## PROMPT
Return every record verbatim.

(Collected data entries)
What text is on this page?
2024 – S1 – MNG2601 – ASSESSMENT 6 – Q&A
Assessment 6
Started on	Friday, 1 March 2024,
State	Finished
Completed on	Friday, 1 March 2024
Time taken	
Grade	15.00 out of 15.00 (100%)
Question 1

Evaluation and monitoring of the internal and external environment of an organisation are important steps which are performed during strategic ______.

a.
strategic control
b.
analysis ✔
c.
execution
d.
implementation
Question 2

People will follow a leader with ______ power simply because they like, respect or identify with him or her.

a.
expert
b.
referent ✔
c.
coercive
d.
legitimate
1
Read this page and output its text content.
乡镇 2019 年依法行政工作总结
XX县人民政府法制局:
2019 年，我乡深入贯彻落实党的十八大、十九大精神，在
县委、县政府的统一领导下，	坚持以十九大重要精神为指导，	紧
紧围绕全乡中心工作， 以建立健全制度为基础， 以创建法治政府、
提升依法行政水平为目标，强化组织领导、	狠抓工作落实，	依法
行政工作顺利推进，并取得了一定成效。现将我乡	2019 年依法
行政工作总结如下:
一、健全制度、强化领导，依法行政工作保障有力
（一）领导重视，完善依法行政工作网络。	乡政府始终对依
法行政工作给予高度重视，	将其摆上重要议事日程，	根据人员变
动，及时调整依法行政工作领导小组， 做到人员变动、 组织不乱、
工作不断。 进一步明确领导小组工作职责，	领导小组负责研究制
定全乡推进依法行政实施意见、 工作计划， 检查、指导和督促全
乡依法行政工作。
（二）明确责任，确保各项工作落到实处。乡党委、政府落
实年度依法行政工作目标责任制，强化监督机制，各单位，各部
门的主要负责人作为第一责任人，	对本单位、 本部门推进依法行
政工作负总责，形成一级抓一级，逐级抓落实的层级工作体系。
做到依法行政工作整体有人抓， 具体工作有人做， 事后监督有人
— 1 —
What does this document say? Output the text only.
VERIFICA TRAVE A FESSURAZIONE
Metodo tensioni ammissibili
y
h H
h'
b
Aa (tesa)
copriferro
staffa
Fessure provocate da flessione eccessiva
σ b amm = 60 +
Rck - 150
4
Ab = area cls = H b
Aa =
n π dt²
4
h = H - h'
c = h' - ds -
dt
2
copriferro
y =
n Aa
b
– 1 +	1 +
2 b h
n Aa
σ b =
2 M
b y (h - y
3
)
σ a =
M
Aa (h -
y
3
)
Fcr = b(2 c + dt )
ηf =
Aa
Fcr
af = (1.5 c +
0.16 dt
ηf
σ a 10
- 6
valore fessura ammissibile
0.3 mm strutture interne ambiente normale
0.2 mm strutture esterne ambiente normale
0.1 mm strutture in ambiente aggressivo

## OUTPUT OF THE TASK
What text is on this page?
2024 – S1 – MNG2601 – ASSESSMENT 6 – Q&A
Assessment 6
Started on	Friday, 1 March 2024,
State	Finished
Completed on	Friday, 1 March 2024
Time taken	
Grade	15.00 out of 15.00 (100%)
Question 1

Evaluation and monitoring of the internal and external environment of an organisation are important steps which are performed during strategic ______.

a.
strategic control
b.
analysis ✔
c.
execution
d.
implementation
Question 2

People will follow a leader with ______ power simply because they like, respect or identify with him or her.

a.
expert
b.
referent ✔
c.
coercive
d.
legitimate
1
Read this page and output its text content.
乡镇 2019 年依法行政工作总结
XX县人民政府法制局:
2019 年，我乡深入贯彻落实党的十八大、十九大精神，在
县委、县政府的统一领导下，	坚持以十九大重要精神为指导，	紧
紧围绕全乡中心工作， 以建立健全制度为基础， 以创建法治政府、
提升依法行政水平为目标，强化组织领导、	狠抓工作落实，	依法
行政工作顺利推进，并取得了一定成效。现将我乡	2019 年依法
行政工作总结如下:
一、健全制度、强化领导，依法行政工作保障有力
（一）领导重视，完善依法行政工作网络。	乡政府始终对依
法行政工作给予高度重视，	将其摆上重要议事日程，	根据人员变
动，及时调整依法行政工作领导小组， 做到人员变动、 组织不乱、
工作不断。 进一步明确领导小组工作职责，	领导小组负责研究制
定全乡推进依法行政实施意见、 工作计划， 检查、指导和督促全
乡依法行政工作。
（二）明确责任，确保各项工作落到实处。乡党委、政府落
实年度依法行政工作目标责任制，强化监督机制，各单位，各部
门的主要负责人作为第一责任人，	对本单位、 本部门推进依法行
政工作负总责，形成一级抓一级，逐级抓落实的层级工作体系。
做到依法行政工作整体有人抓， 具体工作有人做， 事后监督有人
— 1 —
What does this document say? Output the text only.
VERIFICA TRAVE A FESSURAZIONE
Metodo tensioni ammissibili
y
h H
h'
b
Aa (tesa)
copriferro
staffa
Fessure provocate da flessione eccessiva
σ b amm = 60 +
Rck - 150
4
Ab = area cls = H b
Aa =
n π dt²
4
h = H - h'
c = h' - ds -
dt
2
copriferro
y =
n Aa
b
– 1 +	1 +
2 b h
n Aa
σ b =
2 M
b y (h - y
3
)
σ a =
M
Aa (h -
y
3
)
Fcr = b(2 c + dt )
ηf =
Aa
Fcr
af = (1.5 c +
0.16 dt
ηf
σ a 10
- 6
valore fessura ammissibile
0.3 mm strutture interne ambiente normale
0.2 mm strutture esterne ambiente normale
0.1 mm strutture in ambiente aggressivo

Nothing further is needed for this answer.